— start —

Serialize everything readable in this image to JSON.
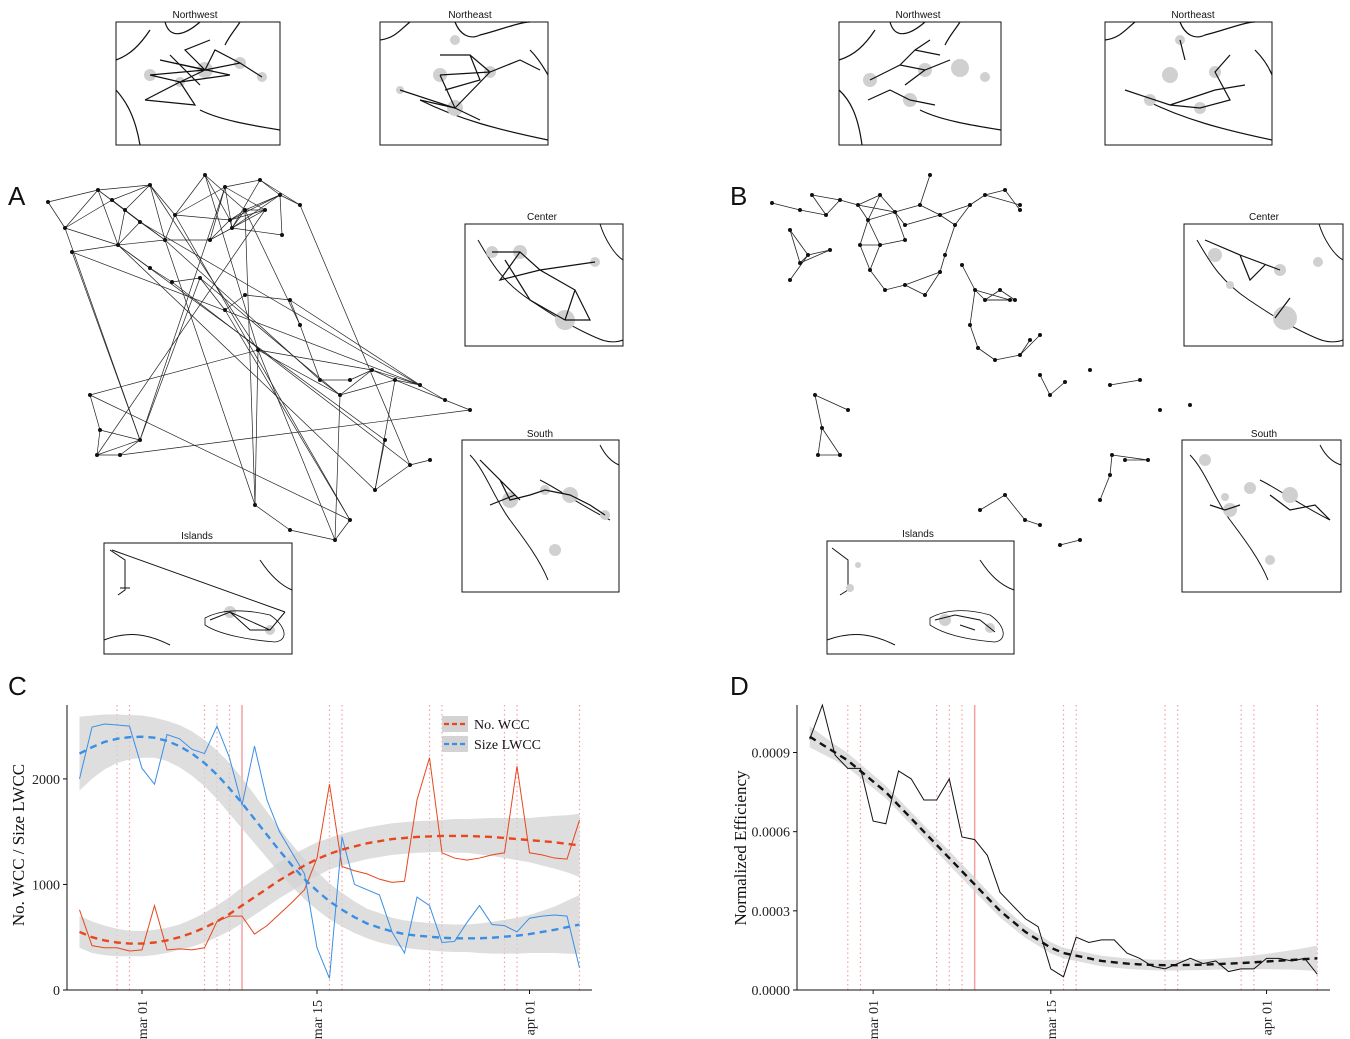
{
  "panels": {
    "a": "A",
    "b": "B",
    "c": "C",
    "d": "D"
  },
  "insets": {
    "northwest": "Northwest",
    "northeast": "Northeast",
    "center": "Center",
    "south": "South",
    "islands": "Islands"
  },
  "colors": {
    "wcc": "#e8461e",
    "lwcc": "#3a8ee6",
    "efficiency": "#111111",
    "ribbon": "#d3d3d3",
    "event_lines": "#f4a0a0"
  },
  "chart_data": [
    {
      "panel": "C",
      "type": "line",
      "ylabel": "No. WCC / Size LWCC",
      "xlabel": "",
      "x_tick_labels": [
        "mar 01",
        "mar 15",
        "apr 01"
      ],
      "x_tick_days": [
        5,
        19,
        36
      ],
      "y_ticks": [
        0,
        1000,
        2000
      ],
      "ylim": [
        0,
        2700
      ],
      "xlim": [
        -1,
        41
      ],
      "grid": false,
      "legend": "top-right",
      "series": [
        {
          "name": "No. WCC",
          "color": "#e8461e",
          "x": [
            0,
            1,
            2,
            3,
            4,
            5,
            6,
            7,
            8,
            9,
            10,
            11,
            12,
            13,
            14,
            15,
            16,
            17,
            18,
            19,
            20,
            21,
            22,
            23,
            24,
            25,
            26,
            27,
            28,
            29,
            30,
            31,
            32,
            33,
            34,
            35,
            36,
            37,
            38,
            39,
            40
          ],
          "values": [
            760,
            420,
            400,
            400,
            370,
            380,
            800,
            380,
            390,
            380,
            400,
            650,
            700,
            700,
            530,
            610,
            720,
            830,
            950,
            1250,
            1950,
            1170,
            1130,
            1100,
            1050,
            1020,
            1030,
            1800,
            2200,
            1300,
            1250,
            1230,
            1250,
            1280,
            1300,
            2120,
            1300,
            1280,
            1250,
            1240,
            1610
          ]
        },
        {
          "name": "Size LWCC",
          "color": "#3a8ee6",
          "x": [
            0,
            1,
            2,
            3,
            4,
            5,
            6,
            7,
            8,
            9,
            10,
            11,
            12,
            13,
            14,
            15,
            16,
            17,
            18,
            19,
            20,
            21,
            22,
            23,
            24,
            25,
            26,
            27,
            28,
            29,
            30,
            31,
            32,
            33,
            34,
            35,
            36,
            37,
            38,
            39,
            40
          ],
          "values": [
            2000,
            2490,
            2520,
            2510,
            2500,
            2100,
            1950,
            2420,
            2380,
            2280,
            2240,
            2500,
            2200,
            1750,
            2310,
            1800,
            1500,
            1300,
            1100,
            400,
            110,
            1450,
            1000,
            950,
            900,
            550,
            350,
            880,
            800,
            450,
            460,
            640,
            800,
            620,
            610,
            550,
            680,
            700,
            710,
            700,
            210
          ]
        },
        {
          "name": "No. WCC trend",
          "style": "dashed",
          "x": [
            0,
            1,
            2,
            3,
            4,
            5,
            6,
            7,
            8,
            9,
            10,
            11,
            12,
            13,
            14,
            15,
            16,
            17,
            18,
            19,
            20,
            21,
            22,
            23,
            24,
            25,
            26,
            27,
            28,
            29,
            30,
            31,
            32,
            33,
            34,
            35,
            36,
            37,
            38,
            39,
            40
          ],
          "values": [
            550,
            500,
            470,
            450,
            440,
            440,
            450,
            470,
            500,
            540,
            590,
            650,
            720,
            800,
            880,
            960,
            1040,
            1110,
            1180,
            1240,
            1290,
            1330,
            1360,
            1390,
            1410,
            1430,
            1440,
            1450,
            1455,
            1460,
            1460,
            1460,
            1455,
            1450,
            1440,
            1430,
            1420,
            1410,
            1400,
            1385,
            1370
          ],
          "band": [
            150,
            150,
            140,
            130,
            120,
            120,
            120,
            120,
            120,
            130,
            140,
            150,
            160,
            170,
            170,
            170,
            170,
            170,
            160,
            160,
            150,
            150,
            150,
            150,
            150,
            150,
            150,
            150,
            150,
            150,
            160,
            160,
            170,
            180,
            190,
            200,
            210,
            230,
            250,
            270,
            300
          ]
        },
        {
          "name": "Size LWCC trend",
          "style": "dashed",
          "x": [
            0,
            1,
            2,
            3,
            4,
            5,
            6,
            7,
            8,
            9,
            10,
            11,
            12,
            13,
            14,
            15,
            16,
            17,
            18,
            19,
            20,
            21,
            22,
            23,
            24,
            25,
            26,
            27,
            28,
            29,
            30,
            31,
            32,
            33,
            34,
            35,
            36,
            37,
            38,
            39,
            40
          ],
          "values": [
            2240,
            2300,
            2350,
            2380,
            2395,
            2400,
            2390,
            2360,
            2310,
            2240,
            2150,
            2040,
            1910,
            1770,
            1620,
            1470,
            1320,
            1180,
            1050,
            940,
            840,
            760,
            690,
            630,
            590,
            555,
            530,
            515,
            505,
            495,
            490,
            490,
            490,
            495,
            505,
            515,
            530,
            550,
            570,
            595,
            620
          ],
          "band": [
            350,
            300,
            260,
            230,
            210,
            200,
            190,
            190,
            200,
            210,
            220,
            230,
            240,
            240,
            230,
            220,
            210,
            200,
            190,
            180,
            170,
            160,
            150,
            140,
            140,
            130,
            130,
            130,
            130,
            130,
            130,
            130,
            140,
            150,
            160,
            170,
            180,
            200,
            220,
            250,
            280
          ]
        }
      ],
      "event_lines": {
        "dotted_days": [
          3,
          4,
          10,
          11,
          12,
          20,
          21,
          28,
          29,
          34,
          35,
          40
        ],
        "solid_day": 13
      }
    },
    {
      "panel": "D",
      "type": "line",
      "ylabel": "Normalized Efficiency",
      "xlabel": "",
      "x_tick_labels": [
        "mar 01",
        "mar 15",
        "apr 01"
      ],
      "x_tick_days": [
        5,
        19,
        36
      ],
      "y_ticks": [
        0.0,
        0.0003,
        0.0006,
        0.0009
      ],
      "y_tick_labels": [
        "0.0000",
        "0.0003",
        "0.0006",
        "0.0009"
      ],
      "ylim": [
        0,
        0.00108
      ],
      "xlim": [
        -1,
        41
      ],
      "grid": false,
      "series": [
        {
          "name": "Efficiency",
          "color": "#111111",
          "x": [
            0,
            1,
            2,
            3,
            4,
            5,
            6,
            7,
            8,
            9,
            10,
            11,
            12,
            13,
            14,
            15,
            16,
            17,
            18,
            19,
            20,
            21,
            22,
            23,
            24,
            25,
            26,
            27,
            28,
            29,
            30,
            31,
            32,
            33,
            34,
            35,
            36,
            37,
            38,
            39,
            40
          ],
          "values": [
            0.00095,
            0.00108,
            0.00089,
            0.00084,
            0.00084,
            0.00064,
            0.00063,
            0.00083,
            0.0008,
            0.00072,
            0.00072,
            0.0008,
            0.00058,
            0.00057,
            0.00051,
            0.00037,
            0.00032,
            0.00027,
            0.00024,
            8e-05,
            5e-05,
            0.0002,
            0.00018,
            0.00019,
            0.00019,
            0.00014,
            0.00012,
            9e-05,
            8e-05,
            0.0001,
            0.00012,
            0.0001,
            0.00011,
            7e-05,
            8e-05,
            8e-05,
            0.00012,
            0.00012,
            0.00011,
            0.00012,
            6e-05
          ]
        },
        {
          "name": "Efficiency trend",
          "style": "dashed",
          "x": [
            0,
            1,
            2,
            3,
            4,
            5,
            6,
            7,
            8,
            9,
            10,
            11,
            12,
            13,
            14,
            15,
            16,
            17,
            18,
            19,
            20,
            21,
            22,
            23,
            24,
            25,
            26,
            27,
            28,
            29,
            30,
            31,
            32,
            33,
            34,
            35,
            36,
            37,
            38,
            39,
            40
          ],
          "values": [
            0.00096,
            0.00093,
            0.0009,
            0.00087,
            0.00083,
            0.00079,
            0.00075,
            0.0007,
            0.00065,
            0.0006,
            0.00055,
            0.0005,
            0.00045,
            0.0004,
            0.00035,
            0.0003,
            0.00026,
            0.00022,
            0.00019,
            0.00016,
            0.00014,
            0.00013,
            0.00012,
            0.00011,
            0.000105,
            0.0001,
            9.7e-05,
            9.5e-05,
            9.4e-05,
            9.4e-05,
            9.5e-05,
            9.6e-05,
            9.8e-05,
            0.0001,
            0.000102,
            0.000105,
            0.000108,
            0.000111,
            0.000114,
            0.000117,
            0.00012
          ],
          "band": [
            4e-05,
            3.5e-05,
            3e-05,
            2.8e-05,
            2.6e-05,
            2.5e-05,
            2.4e-05,
            2.4e-05,
            2.4e-05,
            2.5e-05,
            2.6e-05,
            2.7e-05,
            2.7e-05,
            2.7e-05,
            2.6e-05,
            2.5e-05,
            2.4e-05,
            2.3e-05,
            2.2e-05,
            2.1e-05,
            2e-05,
            2e-05,
            2e-05,
            2e-05,
            2e-05,
            2e-05,
            2e-05,
            2e-05,
            2e-05,
            2e-05,
            2e-05,
            2e-05,
            2.1e-05,
            2.2e-05,
            2.4e-05,
            2.6e-05,
            2.9e-05,
            3.3e-05,
            3.7e-05,
            4.2e-05,
            4.8e-05
          ]
        }
      ],
      "event_lines": {
        "dotted_days": [
          3,
          4,
          10,
          11,
          12,
          20,
          21,
          28,
          29,
          34,
          35,
          40
        ],
        "solid_day": 13
      }
    }
  ]
}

— end —

### EXERCISE
In the material above, how many lines hold the word "name"? Say only the number.

### EXPECTED OUTPUT
6